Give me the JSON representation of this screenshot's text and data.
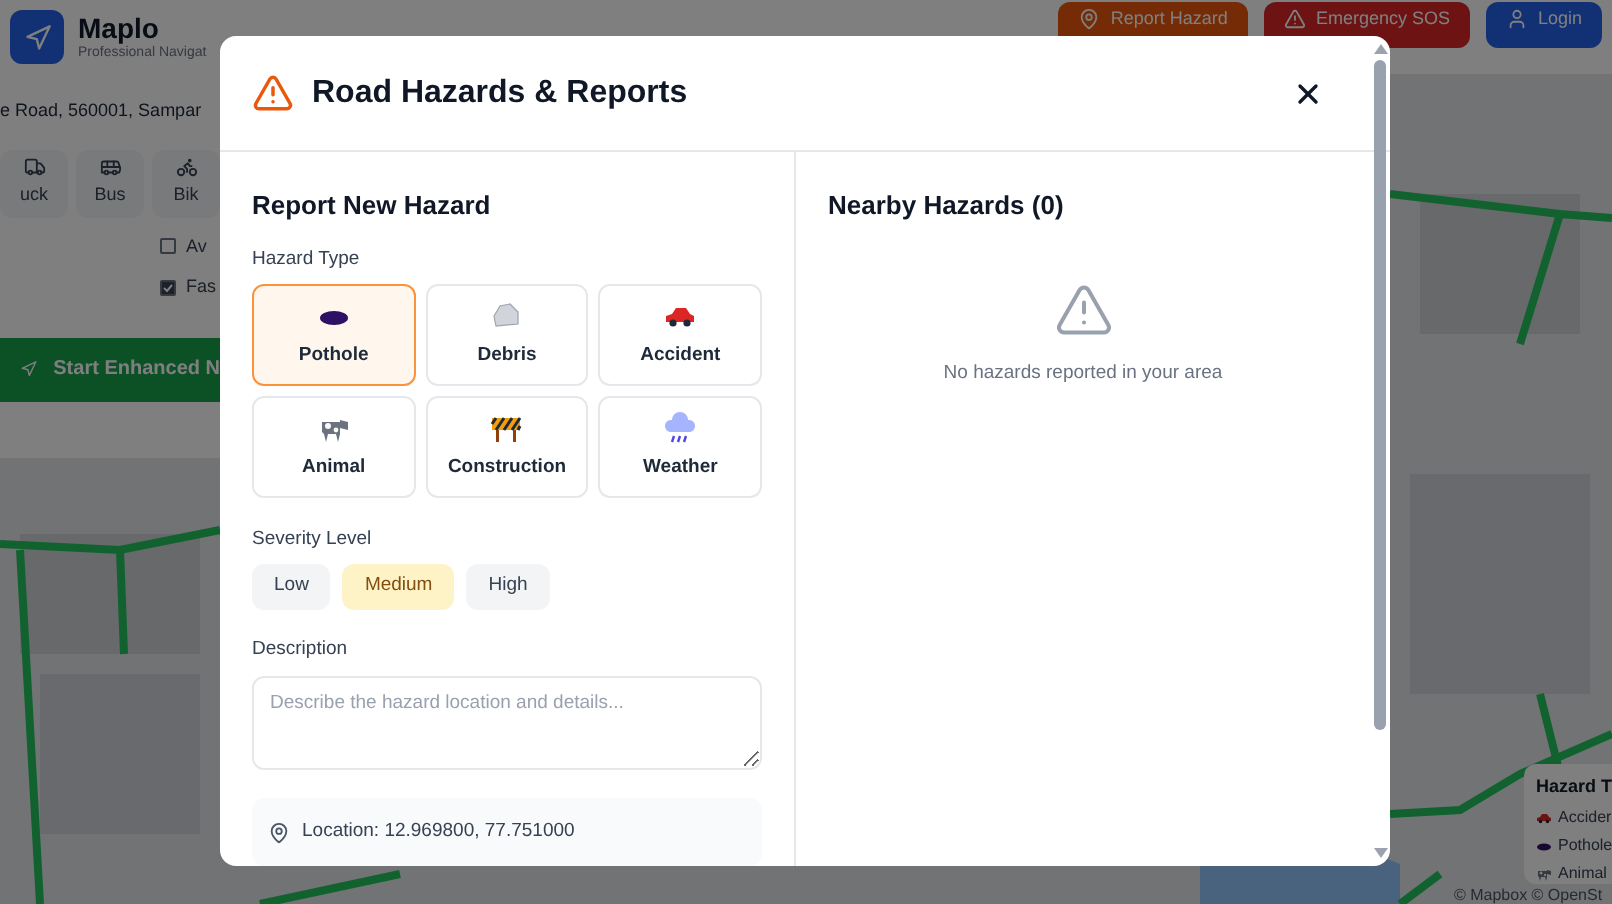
{
  "app": {
    "name": "Maplo",
    "tagline": "Professional Navigat"
  },
  "header_buttons": [
    {
      "label": "Report Hazard",
      "kind": "report"
    },
    {
      "label": "Emergency SOS",
      "kind": "sos"
    },
    {
      "label": "Login",
      "kind": "login"
    }
  ],
  "sidebar": {
    "address": "e Road, 560001, Sampar",
    "vehicles": [
      {
        "label": "uck",
        "kind": "truck"
      },
      {
        "label": "Bus",
        "kind": "bus"
      },
      {
        "label": "Bik",
        "kind": "bike"
      }
    ],
    "options": [
      {
        "label": "Av",
        "checked": false
      },
      {
        "label": "Fas",
        "checked": true
      }
    ],
    "start_button": "Start Enhanced N"
  },
  "legend": {
    "title": "Hazard T",
    "items": [
      {
        "label": "Accider",
        "kind": "accident"
      },
      {
        "label": "Pothole",
        "kind": "pothole"
      },
      {
        "label": "Animal",
        "kind": "animal"
      }
    ]
  },
  "attribution": "© Mapbox © OpenSt",
  "modal": {
    "title": "Road Hazards & Reports",
    "report": {
      "heading": "Report New Hazard",
      "hazard_type_label": "Hazard Type",
      "hazard_types": [
        {
          "label": "Pothole",
          "kind": "pothole",
          "selected": true
        },
        {
          "label": "Debris",
          "kind": "debris",
          "selected": false
        },
        {
          "label": "Accident",
          "kind": "accident",
          "selected": false
        },
        {
          "label": "Animal",
          "kind": "animal",
          "selected": false
        },
        {
          "label": "Construction",
          "kind": "construction",
          "selected": false
        },
        {
          "label": "Weather",
          "kind": "weather",
          "selected": false
        }
      ],
      "severity_label": "Severity Level",
      "severities": [
        {
          "label": "Low",
          "kind": "low",
          "selected": false
        },
        {
          "label": "Medium",
          "kind": "medium",
          "selected": true
        },
        {
          "label": "High",
          "kind": "high",
          "selected": false
        }
      ],
      "description_label": "Description",
      "description_placeholder": "Describe the hazard location and details...",
      "location": "Location: 12.969800, 77.751000"
    },
    "nearby": {
      "heading": "Nearby Hazards (0)",
      "empty_text": "No hazards reported in your area"
    }
  }
}
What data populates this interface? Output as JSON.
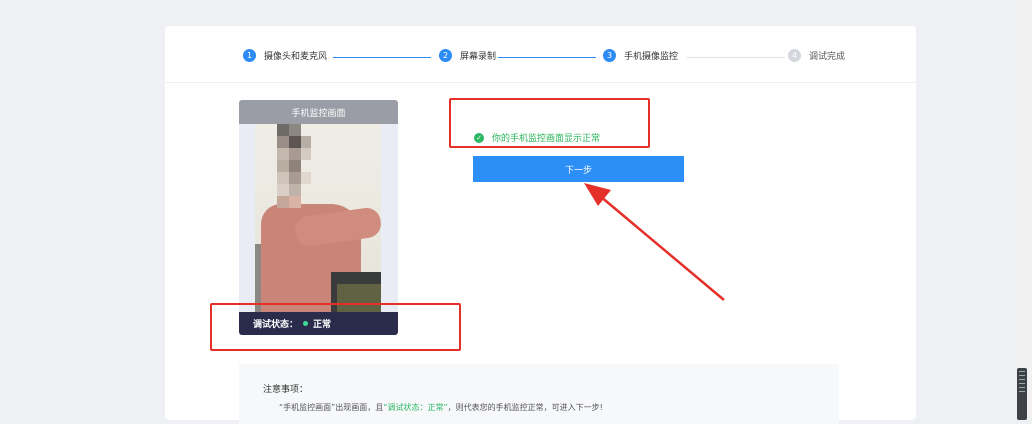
{
  "steps": [
    {
      "number": "1",
      "label": "摄像头和麦克风",
      "status": "done"
    },
    {
      "number": "2",
      "label": "屏幕录制",
      "status": "done"
    },
    {
      "number": "3",
      "label": "手机摄像监控",
      "status": "current"
    },
    {
      "number": "4",
      "label": "调试完成",
      "status": "pending"
    }
  ],
  "camera": {
    "title": "手机监控画面",
    "status_label": "调试状态：",
    "status_value": "正常"
  },
  "message": "你的手机监控画面显示正常",
  "next_button": "下一步",
  "notice": {
    "title": "注意事项：",
    "desc_prefix": "“手机监控画面”出现画面，且",
    "desc_highlight": "“调试状态：正常”",
    "desc_suffix": "，则代表您的手机监控正常，可进入下一步!"
  },
  "colors": {
    "primary": "#2b8ff7",
    "success": "#26b35a",
    "annotation": "#e5302a",
    "status_bar": "#2b2c4b"
  }
}
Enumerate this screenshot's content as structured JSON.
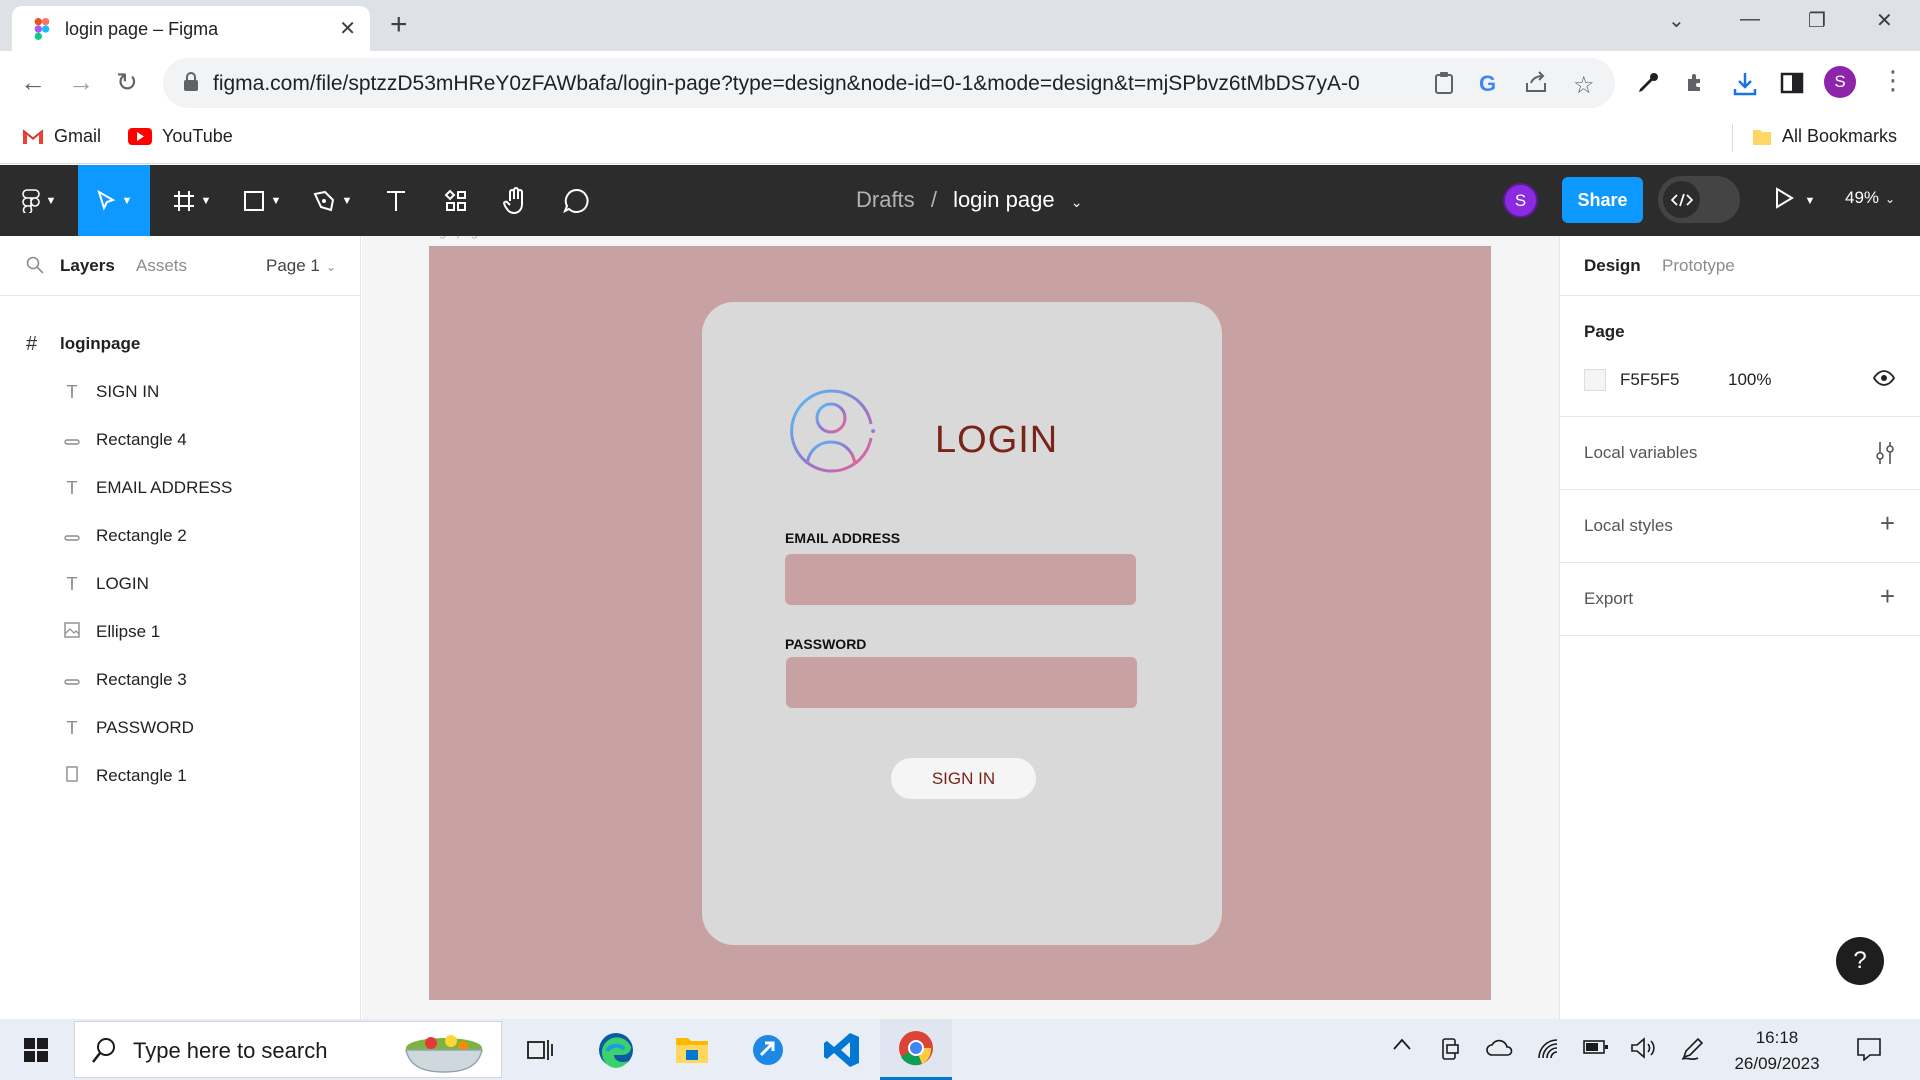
{
  "browser": {
    "tab_title": "login page – Figma",
    "url": "figma.com/file/sptzzD53mHReY0zFAWbafa/login-page?type=design&node-id=0-1&mode=design&t=mjSPbvz6tMbDS7yA-0",
    "profile_initial": "S",
    "bookmarks": [
      {
        "label": "Gmail",
        "icon": "gmail-icon"
      },
      {
        "label": "YouTube",
        "icon": "youtube-icon"
      }
    ],
    "all_bookmarks": "All Bookmarks"
  },
  "figma_toolbar": {
    "breadcrumb_parent": "Drafts",
    "breadcrumb_separator": "/",
    "file_name": "login page",
    "user_initial": "S",
    "share_label": "Share",
    "zoom": "49%"
  },
  "left_panel": {
    "tabs": [
      "Layers",
      "Assets"
    ],
    "page_selector": "Page 1",
    "frame_name": "loginpage",
    "layers": [
      {
        "label": "SIGN IN",
        "icon": "text-icon"
      },
      {
        "label": "Rectangle 4",
        "icon": "rectangle-icon"
      },
      {
        "label": "EMAIL ADDRESS",
        "icon": "text-icon"
      },
      {
        "label": "Rectangle 2",
        "icon": "rectangle-icon"
      },
      {
        "label": "LOGIN",
        "icon": "text-icon"
      },
      {
        "label": "Ellipse 1",
        "icon": "image-icon"
      },
      {
        "label": "Rectangle 3",
        "icon": "rectangle-icon"
      },
      {
        "label": "PASSWORD",
        "icon": "text-icon"
      },
      {
        "label": "Rectangle 1",
        "icon": "rectangle-icon"
      }
    ]
  },
  "canvas": {
    "frame_label": "loginpage",
    "frame_color": "#c8a2a2",
    "login_title": "LOGIN",
    "email_label": "EMAIL ADDRESS",
    "password_label": "PASSWORD",
    "signin_label": "SIGN IN"
  },
  "right_panel": {
    "tabs": [
      "Design",
      "Prototype"
    ],
    "page_heading": "Page",
    "page_color": "F5F5F5",
    "page_opacity": "100%",
    "local_variables": "Local variables",
    "local_styles": "Local styles",
    "export": "Export",
    "help": "?"
  },
  "taskbar": {
    "search_placeholder": "Type here to search",
    "time": "16:18",
    "date": "26/09/2023"
  }
}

Exercise description
All the lines above are to be reproduced exactly, except the pictures.

Answer to this exercise
Give me the JSON representation of this screenshot's text and data.
{
  "app": {
    "name": "Maplo",
    "tagline": "Professional Navigat"
  },
  "header_buttons": [
    {
      "label": "Report Hazard",
      "kind": "report"
    },
    {
      "label": "Emergency SOS",
      "kind": "sos"
    },
    {
      "label": "Login",
      "kind": "login"
    }
  ],
  "sidebar": {
    "address": "e Road, 560001, Sampar",
    "vehicles": [
      {
        "label": "uck",
        "kind": "truck"
      },
      {
        "label": "Bus",
        "kind": "bus"
      },
      {
        "label": "Bik",
        "kind": "bike"
      }
    ],
    "options": [
      {
        "label": "Av",
        "checked": false
      },
      {
        "label": "Fas",
        "checked": true
      }
    ],
    "start_button": "Start Enhanced N"
  },
  "legend": {
    "title": "Hazard T",
    "items": [
      {
        "label": "Accider",
        "kind": "accident"
      },
      {
        "label": "Pothole",
        "kind": "pothole"
      },
      {
        "label": "Animal",
        "kind": "animal"
      }
    ]
  },
  "attribution": "© Mapbox © OpenSt",
  "modal": {
    "title": "Road Hazards & Reports",
    "report": {
      "heading": "Report New Hazard",
      "hazard_type_label": "Hazard Type",
      "hazard_types": [
        {
          "label": "Pothole",
          "kind": "pothole",
          "selected": true
        },
        {
          "label": "Debris",
          "kind": "debris",
          "selected": false
        },
        {
          "label": "Accident",
          "kind": "accident",
          "selected": false
        },
        {
          "label": "Animal",
          "kind": "animal",
          "selected": false
        },
        {
          "label": "Construction",
          "kind": "construction",
          "selected": false
        },
        {
          "label": "Weather",
          "kind": "weather",
          "selected": false
        }
      ],
      "severity_label": "Severity Level",
      "severities": [
        {
          "label": "Low",
          "kind": "low",
          "selected": false
        },
        {
          "label": "Medium",
          "kind": "medium",
          "selected": true
        },
        {
          "label": "High",
          "kind": "high",
          "selected": false
        }
      ],
      "description_label": "Description",
      "description_placeholder": "Describe the hazard location and details...",
      "location": "Location: 12.969800, 77.751000"
    },
    "nearby": {
      "heading": "Nearby Hazards (0)",
      "empty_text": "No hazards reported in your area"
    }
  }
}
What data populates this interface? Output as JSON.
{
  "steps": [
    {
      "number": "1",
      "label": "摄像头和麦克风",
      "status": "done"
    },
    {
      "number": "2",
      "label": "屏幕录制",
      "status": "done"
    },
    {
      "number": "3",
      "label": "手机摄像监控",
      "status": "current"
    },
    {
      "number": "4",
      "label": "调试完成",
      "status": "pending"
    }
  ],
  "camera": {
    "title": "手机监控画面",
    "status_label": "调试状态：",
    "status_value": "正常"
  },
  "message": "你的手机监控画面显示正常",
  "next_button": "下一步",
  "notice": {
    "title": "注意事项：",
    "desc_prefix": "“手机监控画面”出现画面，且",
    "desc_highlight": "“调试状态：正常”",
    "desc_suffix": "，则代表您的手机监控正常，可进入下一步!"
  },
  "colors": {
    "primary": "#2b8ff7",
    "success": "#26b35a",
    "annotation": "#e5302a",
    "status_bar": "#2b2c4b"
  }
}
Enumerate this screenshot's content as structured JSON.
{
  "browser": {
    "tab_title": "login page – Figma",
    "url": "figma.com/file/sptzzD53mHReY0zFAWbafa/login-page?type=design&node-id=0-1&mode=design&t=mjSPbvz6tMbDS7yA-0",
    "profile_initial": "S",
    "bookmarks": [
      {
        "label": "Gmail",
        "icon": "gmail-icon"
      },
      {
        "label": "YouTube",
        "icon": "youtube-icon"
      }
    ],
    "all_bookmarks": "All Bookmarks"
  },
  "figma_toolbar": {
    "breadcrumb_parent": "Drafts",
    "breadcrumb_separator": "/",
    "file_name": "login page",
    "user_initial": "S",
    "share_label": "Share",
    "zoom": "49%"
  },
  "left_panel": {
    "tabs": [
      "Layers",
      "Assets"
    ],
    "page_selector": "Page 1",
    "frame_name": "loginpage",
    "layers": [
      {
        "label": "SIGN IN",
        "icon": "text-icon"
      },
      {
        "label": "Rectangle 4",
        "icon": "rectangle-icon"
      },
      {
        "label": "EMAIL ADDRESS",
        "icon": "text-icon"
      },
      {
        "label": "Rectangle 2",
        "icon": "rectangle-icon"
      },
      {
        "label": "LOGIN",
        "icon": "text-icon"
      },
      {
        "label": "Ellipse 1",
        "icon": "image-icon"
      },
      {
        "label": "Rectangle 3",
        "icon": "rectangle-icon"
      },
      {
        "label": "PASSWORD",
        "icon": "text-icon"
      },
      {
        "label": "Rectangle 1",
        "icon": "rectangle-icon"
      }
    ]
  },
  "canvas": {
    "frame_label": "loginpage",
    "frame_color": "#c8a2a2",
    "login_title": "LOGIN",
    "email_label": "EMAIL ADDRESS",
    "password_label": "PASSWORD",
    "signin_label": "SIGN IN"
  },
  "right_panel": {
    "tabs": [
      "Design",
      "Prototype"
    ],
    "page_heading": "Page",
    "page_color": "F5F5F5",
    "page_opacity": "100%",
    "local_variables": "Local variables",
    "local_styles": "Local styles",
    "export": "Export",
    "help": "?"
  },
  "taskbar": {
    "search_placeholder": "Type here to search",
    "time": "16:18",
    "date": "26/09/2023"
  }
}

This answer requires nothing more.